**Exercise aim**
Every record must be transcribed in its entirety, apart from the images, which are to be omitted.

**Given data**
------------

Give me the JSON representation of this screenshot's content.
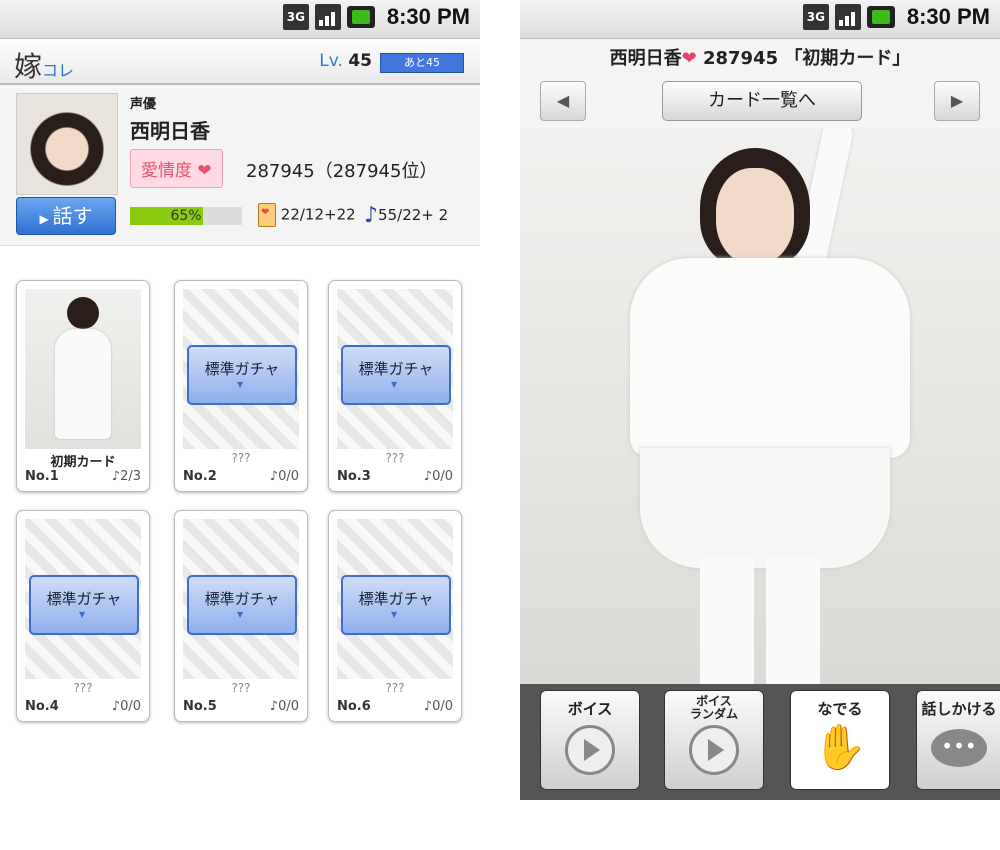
{
  "status": {
    "network": "3G",
    "time": "8:30 PM"
  },
  "left": {
    "header": {
      "logo_main": "嫁",
      "logo_accent": "コレ",
      "level_label": "Lv.",
      "level_value": "45",
      "exp_text": "あと45"
    },
    "profile": {
      "job": "声優",
      "name": "西明日香",
      "love_label": "愛情度",
      "score": "287945（287945位）",
      "talk_label": "話す",
      "progress_text": "65%",
      "progress_value": 65,
      "cards_stat": "22/12+22",
      "voice_stat": "55/22+ 2"
    },
    "cards": [
      {
        "name": "初期カード",
        "no": "No.1",
        "voice": "♪2/3",
        "gacha": ""
      },
      {
        "name": "???",
        "no": "No.2",
        "voice": "♪0/0",
        "gacha": "標準ガチャ"
      },
      {
        "name": "???",
        "no": "No.3",
        "voice": "♪0/0",
        "gacha": "標準ガチャ"
      },
      {
        "name": "???",
        "no": "No.4",
        "voice": "♪0/0",
        "gacha": "標準ガチャ"
      },
      {
        "name": "???",
        "no": "No.5",
        "voice": "♪0/0",
        "gacha": "標準ガチャ"
      },
      {
        "name": "???",
        "no": "No.6",
        "voice": "♪0/0",
        "gacha": "標準ガチャ"
      }
    ]
  },
  "right": {
    "title_name": "西明日香",
    "title_rest": "287945 「初期カード」",
    "list_button": "カード一覧へ",
    "prev": "◀",
    "next": "▶",
    "actions": {
      "voice": "ボイス",
      "voice_random_1": "ボイス",
      "voice_random_2": "ランダム",
      "stroke": "なでる",
      "speak": "話しかける"
    }
  },
  "colors": {
    "accent_blue": "#2f71d1",
    "love_pink": "#e2566f",
    "progress_green": "#8acb12"
  }
}
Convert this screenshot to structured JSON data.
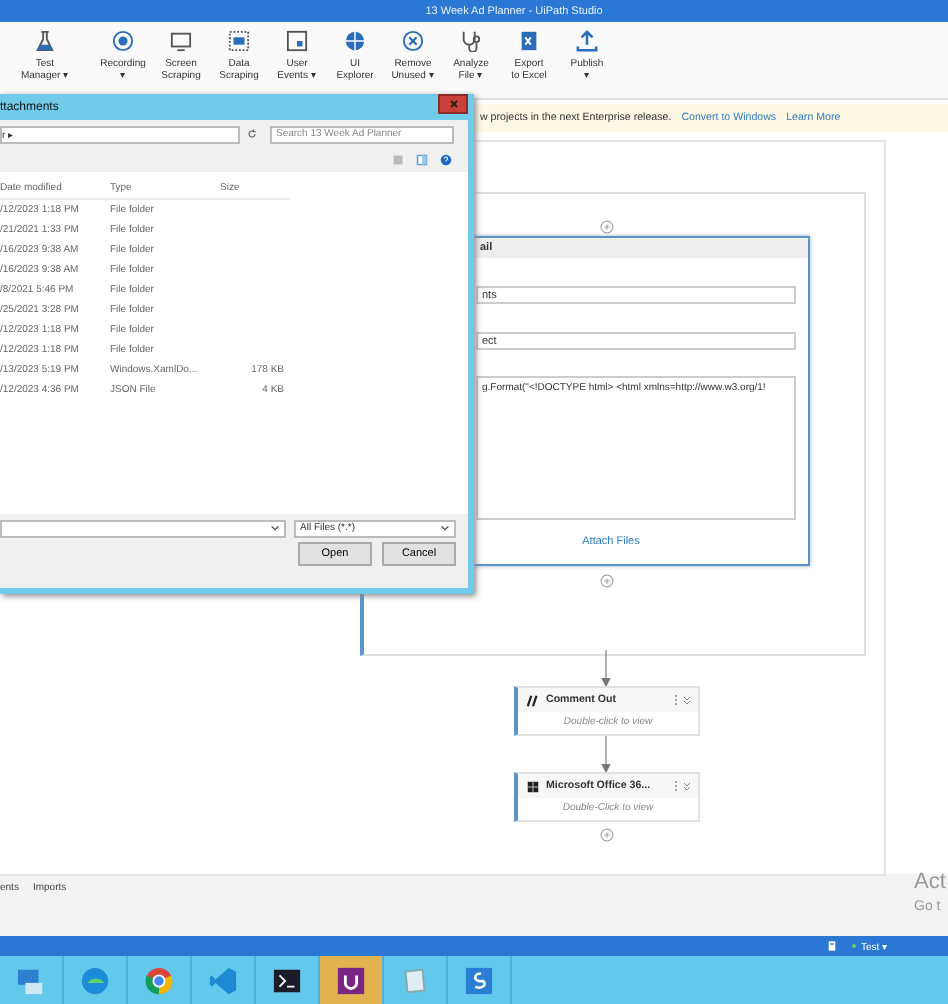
{
  "window": {
    "title": "13 Week Ad Planner - UiPath Studio"
  },
  "ribbon": [
    {
      "lines": [
        "Test",
        "Manager ▾"
      ]
    },
    {
      "lines": [
        "Recording",
        "▾"
      ]
    },
    {
      "lines": [
        "Screen",
        "Scraping"
      ]
    },
    {
      "lines": [
        "Data",
        "Scraping"
      ]
    },
    {
      "lines": [
        "User",
        "Events ▾"
      ]
    },
    {
      "lines": [
        "UI",
        "Explorer"
      ]
    },
    {
      "lines": [
        "Remove",
        "Unused ▾"
      ]
    },
    {
      "lines": [
        "Analyze",
        "File ▾"
      ]
    },
    {
      "lines": [
        "Export",
        "to Excel"
      ]
    },
    {
      "lines": [
        "Publish",
        "▾"
      ]
    }
  ],
  "notification": {
    "text": "w projects in the next Enterprise release.",
    "links": [
      "Convert to Windows",
      "Learn More"
    ]
  },
  "dialog": {
    "title": "ttachments",
    "address": "r ▸",
    "search": {
      "placeholder": "Search 13 Week Ad Planner"
    },
    "columns": [
      "Date modified",
      "Type",
      "Size"
    ],
    "rows": [
      {
        "date": "/12/2023 1:18 PM",
        "type": "File folder"
      },
      {
        "date": "/21/2021 1:33 PM",
        "type": "File folder"
      },
      {
        "date": "/16/2023 9:38 AM",
        "type": "File folder"
      },
      {
        "date": "/16/2023 9:38 AM",
        "type": "File folder"
      },
      {
        "date": "/8/2021 5:46 PM",
        "type": "File folder"
      },
      {
        "date": "/25/2021 3:28 PM",
        "type": "File folder"
      },
      {
        "date": "/12/2023 1:18 PM",
        "type": "File folder"
      },
      {
        "date": "/12/2023 1:18 PM",
        "type": "File folder"
      },
      {
        "date": "/13/2023 5:19 PM",
        "type": "Windows.XamlDo...",
        "size": "178 KB"
      },
      {
        "date": "/12/2023 4:36 PM",
        "type": "JSON File",
        "size": "4 KB"
      }
    ],
    "filter": "All Files (*.*)",
    "buttons": [
      "Open",
      "Cancel"
    ]
  },
  "mail": {
    "title": "ail",
    "fields": [
      "nts",
      "ect"
    ],
    "body": "g.Format(\"<!DOCTYPE html> <html xmlns=http://www.w3.org/1!",
    "link": "Attach Files"
  },
  "activities": [
    {
      "kind": "comment",
      "title": "Comment Out",
      "subtitle": "Double-click to view"
    },
    {
      "kind": "office",
      "title": "Microsoft Office 36...",
      "subtitle": "Double-Click to view"
    }
  ],
  "bottom_tabs": [
    "ents",
    "Imports"
  ],
  "activation": [
    "Act",
    "Go t"
  ],
  "status_bar": {
    "project": "Test ▾"
  },
  "taskbar": [
    {
      "kind": "computer",
      "selected": false
    },
    {
      "kind": "edge",
      "selected": false
    },
    {
      "kind": "chrome",
      "selected": false
    },
    {
      "kind": "vscode",
      "selected": false
    },
    {
      "kind": "terminal",
      "selected": false
    },
    {
      "kind": "uipath",
      "selected": true
    },
    {
      "kind": "notepad",
      "selected": false
    },
    {
      "kind": "studio",
      "selected": false
    }
  ]
}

------------

**Answer in full**
Give me the JSON representation of this screenshot's content.
{
  "status": {
    "network": "3G",
    "time": "8:30 PM"
  },
  "left": {
    "header": {
      "logo_main": "嫁",
      "logo_accent": "コレ",
      "level_label": "Lv.",
      "level_value": "45",
      "exp_text": "あと45"
    },
    "profile": {
      "job": "声優",
      "name": "西明日香",
      "love_label": "愛情度",
      "score": "287945（287945位）",
      "talk_label": "話す",
      "progress_text": "65%",
      "progress_value": 65,
      "cards_stat": "22/12+22",
      "voice_stat": "55/22+ 2"
    },
    "cards": [
      {
        "name": "初期カード",
        "no": "No.1",
        "voice": "♪2/3",
        "gacha": ""
      },
      {
        "name": "???",
        "no": "No.2",
        "voice": "♪0/0",
        "gacha": "標準ガチャ"
      },
      {
        "name": "???",
        "no": "No.3",
        "voice": "♪0/0",
        "gacha": "標準ガチャ"
      },
      {
        "name": "???",
        "no": "No.4",
        "voice": "♪0/0",
        "gacha": "標準ガチャ"
      },
      {
        "name": "???",
        "no": "No.5",
        "voice": "♪0/0",
        "gacha": "標準ガチャ"
      },
      {
        "name": "???",
        "no": "No.6",
        "voice": "♪0/0",
        "gacha": "標準ガチャ"
      }
    ]
  },
  "right": {
    "title_name": "西明日香",
    "title_rest": "287945 「初期カード」",
    "list_button": "カード一覧へ",
    "prev": "◀",
    "next": "▶",
    "actions": {
      "voice": "ボイス",
      "voice_random_1": "ボイス",
      "voice_random_2": "ランダム",
      "stroke": "なでる",
      "speak": "話しかける"
    }
  },
  "colors": {
    "accent_blue": "#2f71d1",
    "love_pink": "#e2566f",
    "progress_green": "#8acb12"
  }
}
Convert this screenshot to structured JSON data.
{
  "window": {
    "title": "13 Week Ad Planner - UiPath Studio"
  },
  "ribbon": [
    {
      "lines": [
        "Test",
        "Manager ▾"
      ]
    },
    {
      "lines": [
        "Recording",
        "▾"
      ]
    },
    {
      "lines": [
        "Screen",
        "Scraping"
      ]
    },
    {
      "lines": [
        "Data",
        "Scraping"
      ]
    },
    {
      "lines": [
        "User",
        "Events ▾"
      ]
    },
    {
      "lines": [
        "UI",
        "Explorer"
      ]
    },
    {
      "lines": [
        "Remove",
        "Unused ▾"
      ]
    },
    {
      "lines": [
        "Analyze",
        "File ▾"
      ]
    },
    {
      "lines": [
        "Export",
        "to Excel"
      ]
    },
    {
      "lines": [
        "Publish",
        "▾"
      ]
    }
  ],
  "notification": {
    "text": "w projects in the next Enterprise release.",
    "links": [
      "Convert to Windows",
      "Learn More"
    ]
  },
  "dialog": {
    "title": "ttachments",
    "address": "r ▸",
    "search": {
      "placeholder": "Search 13 Week Ad Planner"
    },
    "columns": [
      "Date modified",
      "Type",
      "Size"
    ],
    "rows": [
      {
        "date": "/12/2023 1:18 PM",
        "type": "File folder"
      },
      {
        "date": "/21/2021 1:33 PM",
        "type": "File folder"
      },
      {
        "date": "/16/2023 9:38 AM",
        "type": "File folder"
      },
      {
        "date": "/16/2023 9:38 AM",
        "type": "File folder"
      },
      {
        "date": "/8/2021 5:46 PM",
        "type": "File folder"
      },
      {
        "date": "/25/2021 3:28 PM",
        "type": "File folder"
      },
      {
        "date": "/12/2023 1:18 PM",
        "type": "File folder"
      },
      {
        "date": "/12/2023 1:18 PM",
        "type": "File folder"
      },
      {
        "date": "/13/2023 5:19 PM",
        "type": "Windows.XamlDo...",
        "size": "178 KB"
      },
      {
        "date": "/12/2023 4:36 PM",
        "type": "JSON File",
        "size": "4 KB"
      }
    ],
    "filter": "All Files (*.*)",
    "buttons": [
      "Open",
      "Cancel"
    ]
  },
  "mail": {
    "title": "ail",
    "fields": [
      "nts",
      "ect"
    ],
    "body": "g.Format(\"<!DOCTYPE html> <html xmlns=http://www.w3.org/1!",
    "link": "Attach Files"
  },
  "activities": [
    {
      "kind": "comment",
      "title": "Comment Out",
      "subtitle": "Double-click to view"
    },
    {
      "kind": "office",
      "title": "Microsoft Office 36...",
      "subtitle": "Double-Click to view"
    }
  ],
  "bottom_tabs": [
    "ents",
    "Imports"
  ],
  "activation": [
    "Act",
    "Go t"
  ],
  "status_bar": {
    "project": "Test ▾"
  },
  "taskbar": [
    {
      "kind": "computer",
      "selected": false
    },
    {
      "kind": "edge",
      "selected": false
    },
    {
      "kind": "chrome",
      "selected": false
    },
    {
      "kind": "vscode",
      "selected": false
    },
    {
      "kind": "terminal",
      "selected": false
    },
    {
      "kind": "uipath",
      "selected": true
    },
    {
      "kind": "notepad",
      "selected": false
    },
    {
      "kind": "studio",
      "selected": false
    }
  ]
}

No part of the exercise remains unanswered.